The entries need to be copied exactly.

* **DATASET CONTENT**
::::::::::

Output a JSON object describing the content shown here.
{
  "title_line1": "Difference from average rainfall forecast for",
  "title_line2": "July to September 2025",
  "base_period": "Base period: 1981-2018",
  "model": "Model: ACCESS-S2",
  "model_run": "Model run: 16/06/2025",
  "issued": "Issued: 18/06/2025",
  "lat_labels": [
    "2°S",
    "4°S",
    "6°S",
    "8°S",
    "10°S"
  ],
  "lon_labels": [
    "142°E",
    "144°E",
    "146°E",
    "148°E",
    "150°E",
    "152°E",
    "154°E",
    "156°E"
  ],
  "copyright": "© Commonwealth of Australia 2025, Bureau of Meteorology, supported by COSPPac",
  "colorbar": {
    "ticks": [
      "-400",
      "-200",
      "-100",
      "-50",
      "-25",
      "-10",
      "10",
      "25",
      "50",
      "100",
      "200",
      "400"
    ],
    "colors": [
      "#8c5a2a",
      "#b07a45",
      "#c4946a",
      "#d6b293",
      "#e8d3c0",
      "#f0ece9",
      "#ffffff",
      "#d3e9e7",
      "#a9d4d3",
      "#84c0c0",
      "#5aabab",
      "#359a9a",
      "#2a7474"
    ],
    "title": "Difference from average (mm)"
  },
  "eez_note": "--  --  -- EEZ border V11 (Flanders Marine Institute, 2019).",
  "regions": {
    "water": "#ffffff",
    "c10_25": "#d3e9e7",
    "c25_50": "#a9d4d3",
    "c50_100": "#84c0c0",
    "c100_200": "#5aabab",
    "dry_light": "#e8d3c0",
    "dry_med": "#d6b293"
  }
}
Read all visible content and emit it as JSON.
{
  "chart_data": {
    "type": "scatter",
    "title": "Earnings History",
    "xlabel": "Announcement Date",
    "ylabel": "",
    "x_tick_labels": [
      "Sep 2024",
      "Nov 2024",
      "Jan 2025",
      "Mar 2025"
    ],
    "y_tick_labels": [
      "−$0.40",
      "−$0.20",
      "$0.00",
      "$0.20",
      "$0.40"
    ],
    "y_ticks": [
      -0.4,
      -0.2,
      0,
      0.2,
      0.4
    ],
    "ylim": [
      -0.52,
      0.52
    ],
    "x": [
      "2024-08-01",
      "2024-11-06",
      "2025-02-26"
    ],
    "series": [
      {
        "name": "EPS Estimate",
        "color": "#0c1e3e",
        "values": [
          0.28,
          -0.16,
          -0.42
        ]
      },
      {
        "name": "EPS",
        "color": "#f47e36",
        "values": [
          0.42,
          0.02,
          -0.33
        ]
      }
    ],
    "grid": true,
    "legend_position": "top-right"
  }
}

::::::::::

* **PROBLEM SOLUTION**
Output a JSON object describing the content shown here.
{
  "title_line1": "Difference from average rainfall forecast for",
  "title_line2": "July to September 2025",
  "base_period": "Base period: 1981-2018",
  "model": "Model: ACCESS-S2",
  "model_run": "Model run: 16/06/2025",
  "issued": "Issued: 18/06/2025",
  "lat_labels": [
    "2°S",
    "4°S",
    "6°S",
    "8°S",
    "10°S"
  ],
  "lon_labels": [
    "142°E",
    "144°E",
    "146°E",
    "148°E",
    "150°E",
    "152°E",
    "154°E",
    "156°E"
  ],
  "copyright": "© Commonwealth of Australia 2025, Bureau of Meteorology, supported by COSPPac",
  "colorbar": {
    "ticks": [
      "-400",
      "-200",
      "-100",
      "-50",
      "-25",
      "-10",
      "10",
      "25",
      "50",
      "100",
      "200",
      "400"
    ],
    "colors": [
      "#8c5a2a",
      "#b07a45",
      "#c4946a",
      "#d6b293",
      "#e8d3c0",
      "#f0ece9",
      "#ffffff",
      "#d3e9e7",
      "#a9d4d3",
      "#84c0c0",
      "#5aabab",
      "#359a9a",
      "#2a7474"
    ],
    "title": "Difference from average (mm)"
  },
  "eez_note": "--  --  -- EEZ border V11 (Flanders Marine Institute, 2019).",
  "regions": {
    "water": "#ffffff",
    "c10_25": "#d3e9e7",
    "c25_50": "#a9d4d3",
    "c50_100": "#84c0c0",
    "c100_200": "#5aabab",
    "dry_light": "#e8d3c0",
    "dry_med": "#d6b293"
  }
}
Read all visible content and emit it as JSON.
{
  "chart_data": {
    "type": "scatter",
    "title": "Earnings History",
    "xlabel": "Announcement Date",
    "ylabel": "",
    "x_tick_labels": [
      "Sep 2024",
      "Nov 2024",
      "Jan 2025",
      "Mar 2025"
    ],
    "y_tick_labels": [
      "−$0.40",
      "−$0.20",
      "$0.00",
      "$0.20",
      "$0.40"
    ],
    "y_ticks": [
      -0.4,
      -0.2,
      0,
      0.2,
      0.4
    ],
    "ylim": [
      -0.52,
      0.52
    ],
    "x": [
      "2024-08-01",
      "2024-11-06",
      "2025-02-26"
    ],
    "series": [
      {
        "name": "EPS Estimate",
        "color": "#0c1e3e",
        "values": [
          0.28,
          -0.16,
          -0.42
        ]
      },
      {
        "name": "EPS",
        "color": "#f47e36",
        "values": [
          0.42,
          0.02,
          -0.33
        ]
      }
    ],
    "grid": true,
    "legend_position": "top-right"
  }
}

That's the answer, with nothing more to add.